* Begin Exercise materials *

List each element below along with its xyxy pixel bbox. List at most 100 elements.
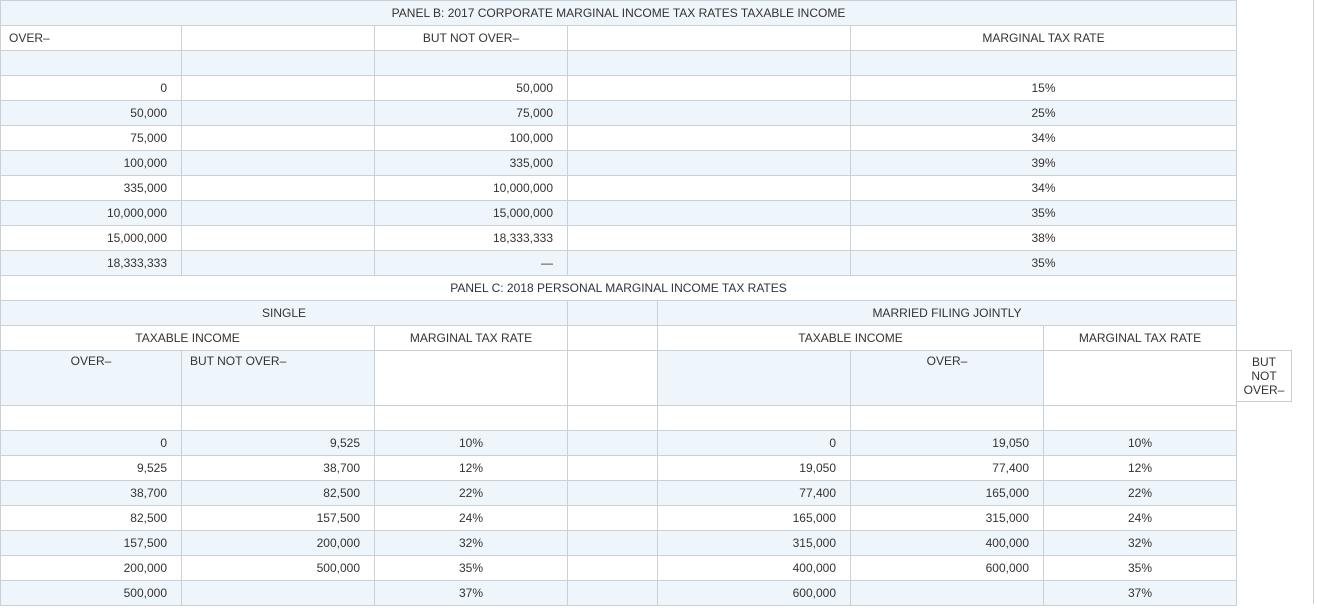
single-but-not-over-header: BUT NOT OVER– <box>181 350 375 406</box>
single-but-not-over-cell: 38,700 <box>181 455 375 481</box>
panel-c-empty-cell <box>567 455 658 481</box>
married-but-not-over-cell: 600,000 <box>850 555 1044 581</box>
panel-b-but-not-over-cell: 10,000,000 <box>374 175 568 201</box>
panel-b-empty-cell <box>181 125 375 151</box>
panel-b-empty-cell <box>567 250 851 276</box>
single-over-cell: 82,500 <box>0 505 182 531</box>
panel-b-empty-cell <box>181 250 375 276</box>
panel-c-row: 82,500 157,500 24% 165,000 315,000 24% <box>0 505 1238 531</box>
panel-c-empty-cell <box>567 580 658 606</box>
single-rate-header: MARGINAL TAX RATE <box>374 325 568 351</box>
married-but-not-over-cell <box>850 580 1044 606</box>
panel-c-empty-cell <box>0 405 182 431</box>
panel-b-empty-cell <box>567 200 851 226</box>
panel-c-empty-cell <box>657 350 851 406</box>
panel-c-empty-cell <box>374 405 568 431</box>
panel-b-empty-header <box>181 25 375 51</box>
panel-b-empty-cell <box>567 150 851 176</box>
panel-b-header-row: OVER– BUT NOT OVER– MARGINAL TAX RATE <box>0 25 1238 51</box>
panel-c-empty-cell <box>567 505 658 531</box>
panel-b-over-cell: 50,000 <box>0 100 182 126</box>
panel-b-row: 0 50,000 15% <box>0 75 1238 101</box>
panel-b-over-cell: 335,000 <box>0 175 182 201</box>
panel-c-empty-cell <box>567 555 658 581</box>
married-rate-cell: 10% <box>1042 430 1238 456</box>
tax-rates-table: PANEL B: 2017 CORPORATE MARGINAL INCOME … <box>0 0 1238 606</box>
panel-c-row: 157,500 200,000 32% 315,000 400,000 32% <box>0 530 1238 556</box>
single-rate-cell: 37% <box>374 580 568 606</box>
panel-b-rate-cell: 39% <box>849 150 1238 176</box>
panel-b-but-not-over-cell: 100,000 <box>374 125 568 151</box>
married-rate-cell: 24% <box>1042 505 1238 531</box>
panel-b-empty-cell <box>567 175 851 201</box>
panel-c-subheader-row: TAXABLE INCOME MARGINAL TAX RATE TAXABLE I… <box>0 325 1238 351</box>
panel-b-over-cell: 100,000 <box>0 150 182 176</box>
table-right-border <box>1313 0 1314 604</box>
single-rate-cell: 22% <box>374 480 568 506</box>
panel-b-row: 100,000 335,000 39% <box>0 150 1238 176</box>
single-over-cell: 200,000 <box>0 555 182 581</box>
married-rate-cell: 32% <box>1042 530 1238 556</box>
single-but-not-over-cell <box>181 580 375 606</box>
panel-b-rate-cell: 35% <box>849 250 1238 276</box>
panel-c-empty-cell <box>374 350 568 406</box>
panel-b-empty-cell <box>181 175 375 201</box>
panel-b-empty-cell <box>181 75 375 101</box>
single-but-not-over-cell: 157,500 <box>181 505 375 531</box>
panel-c-empty-cell <box>1042 350 1238 406</box>
panel-c-empty-cell <box>850 405 1044 431</box>
single-over-header: OVER– <box>0 350 182 406</box>
single-rate-cell: 32% <box>374 530 568 556</box>
single-but-not-over-cell: 500,000 <box>181 555 375 581</box>
panel-c-column-header-row: OVER– BUT NOT OVER– OVER– <box>0 350 1238 406</box>
panel-c-row: 500,000 37% 600,000 37% <box>0 580 1238 606</box>
married-over-cell: 77,400 <box>657 480 851 506</box>
panel-c-empty-cell <box>567 350 658 406</box>
married-but-not-over-cell: 77,400 <box>850 455 1044 481</box>
married-over-cell: 165,000 <box>657 505 851 531</box>
panel-b-row: 18,333,333 — 35% <box>0 250 1238 276</box>
panel-b-empty-cell <box>567 225 851 251</box>
single-rate-cell: 35% <box>374 555 568 581</box>
panel-b-rate-header: MARGINAL TAX RATE <box>849 25 1238 51</box>
panel-b-rate-cell: 38% <box>849 225 1238 251</box>
panel-c-empty-cell <box>657 405 851 431</box>
married-over-header: OVER– <box>850 350 1044 406</box>
single-but-not-over-cell: 9,525 <box>181 430 375 456</box>
panel-b-empty-cell <box>181 225 375 251</box>
married-rate-cell: 37% <box>1042 580 1238 606</box>
panel-c-empty-cell <box>1042 405 1238 431</box>
married-over-cell: 600,000 <box>657 580 851 606</box>
panel-b-rate-cell: 15% <box>849 75 1238 101</box>
panel-b-but-not-over-cell: 18,333,333 <box>374 225 568 251</box>
married-over-cell: 400,000 <box>657 555 851 581</box>
married-but-not-over-cell: 315,000 <box>850 505 1044 531</box>
panel-c-empty-cell <box>567 530 658 556</box>
panel-b-row: 50,000 75,000 25% <box>0 100 1238 126</box>
married-over-cell: 315,000 <box>657 530 851 556</box>
panel-b-rate-cell: 34% <box>849 175 1238 201</box>
panel-b-empty-cell <box>567 125 851 151</box>
single-rate-cell: 24% <box>374 505 568 531</box>
panel-b-but-not-over-cell: — <box>374 250 568 276</box>
single-taxable-income-header: TAXABLE INCOME <box>0 325 375 351</box>
panel-b-row: 15,000,000 18,333,333 38% <box>0 225 1238 251</box>
single-over-cell: 38,700 <box>0 480 182 506</box>
panel-b-row: 10,000,000 15,000,000 35% <box>0 200 1238 226</box>
panel-b-but-not-over-cell: 50,000 <box>374 75 568 101</box>
single-over-cell: 157,500 <box>0 530 182 556</box>
married-but-not-over-cell: 165,000 <box>850 480 1044 506</box>
panel-b-rate-cell: 35% <box>849 200 1238 226</box>
single-over-cell: 500,000 <box>0 580 182 606</box>
panel-b-empty-header-2 <box>567 25 851 51</box>
married-rate-cell: 12% <box>1042 455 1238 481</box>
panel-c-empty-cell <box>567 325 658 351</box>
married-taxable-income-header: TAXABLE INCOME <box>657 325 1044 351</box>
single-over-cell: 9,525 <box>0 455 182 481</box>
married-but-not-over-cell: 400,000 <box>850 530 1044 556</box>
panel-c-empty-cell <box>567 405 658 431</box>
panel-c-empty-cell <box>567 430 658 456</box>
married-rate-header: MARGINAL TAX RATE <box>1042 325 1238 351</box>
married-but-not-over-cell: 19,050 <box>850 430 1044 456</box>
panel-b-empty-cell <box>181 150 375 176</box>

* End Exercise materials *

▸ Aim: Copy the part of the rows that opens with the line containing "single-but-not-over-header: BUT NOT" and closes with the line containing "panel-b-empty-cell <box>181 125 375 151</box>". Keep both of those lines and reproduce every character unchanged.

▸ Complete output:
single-but-not-over-header: BUT NOT OVER– <box>181 350 375 406</box>
single-but-not-over-cell: 38,700 <box>181 455 375 481</box>
panel-c-empty-cell <box>567 455 658 481</box>
married-but-not-over-cell: 600,000 <box>850 555 1044 581</box>
panel-b-but-not-over-cell: 10,000,000 <box>374 175 568 201</box>
panel-b-empty-cell <box>181 125 375 151</box>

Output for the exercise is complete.